### Task directions
Find each line holding "content" and copy it out.

### Extracted material
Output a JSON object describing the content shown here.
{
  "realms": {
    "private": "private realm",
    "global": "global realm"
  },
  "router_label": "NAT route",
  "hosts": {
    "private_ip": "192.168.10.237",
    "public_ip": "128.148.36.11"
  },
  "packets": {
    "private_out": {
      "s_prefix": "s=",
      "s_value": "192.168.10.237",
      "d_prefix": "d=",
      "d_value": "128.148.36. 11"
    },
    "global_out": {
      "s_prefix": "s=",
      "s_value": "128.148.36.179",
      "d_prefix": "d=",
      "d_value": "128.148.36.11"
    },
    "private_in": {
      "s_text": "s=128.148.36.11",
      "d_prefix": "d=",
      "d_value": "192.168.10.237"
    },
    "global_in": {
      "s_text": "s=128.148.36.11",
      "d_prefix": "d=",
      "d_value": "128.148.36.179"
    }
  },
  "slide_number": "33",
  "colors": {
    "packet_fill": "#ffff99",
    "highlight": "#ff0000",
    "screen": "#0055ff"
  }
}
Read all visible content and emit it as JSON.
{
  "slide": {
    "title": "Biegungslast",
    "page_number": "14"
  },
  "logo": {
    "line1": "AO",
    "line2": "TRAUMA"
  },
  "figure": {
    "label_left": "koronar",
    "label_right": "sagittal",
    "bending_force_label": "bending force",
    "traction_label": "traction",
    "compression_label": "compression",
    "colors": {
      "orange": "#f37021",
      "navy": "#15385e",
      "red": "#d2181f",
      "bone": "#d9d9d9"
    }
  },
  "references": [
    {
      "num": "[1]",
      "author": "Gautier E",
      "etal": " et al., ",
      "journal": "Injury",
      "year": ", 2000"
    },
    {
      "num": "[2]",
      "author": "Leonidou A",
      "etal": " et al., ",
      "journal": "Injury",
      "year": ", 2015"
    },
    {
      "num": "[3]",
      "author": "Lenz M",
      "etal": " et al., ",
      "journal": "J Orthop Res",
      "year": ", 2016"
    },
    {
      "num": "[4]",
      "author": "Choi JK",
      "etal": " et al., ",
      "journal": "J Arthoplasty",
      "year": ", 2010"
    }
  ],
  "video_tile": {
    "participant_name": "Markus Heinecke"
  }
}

### Solution below
Output a JSON object describing the content shown here.
Read all visible content and emit it as JSON.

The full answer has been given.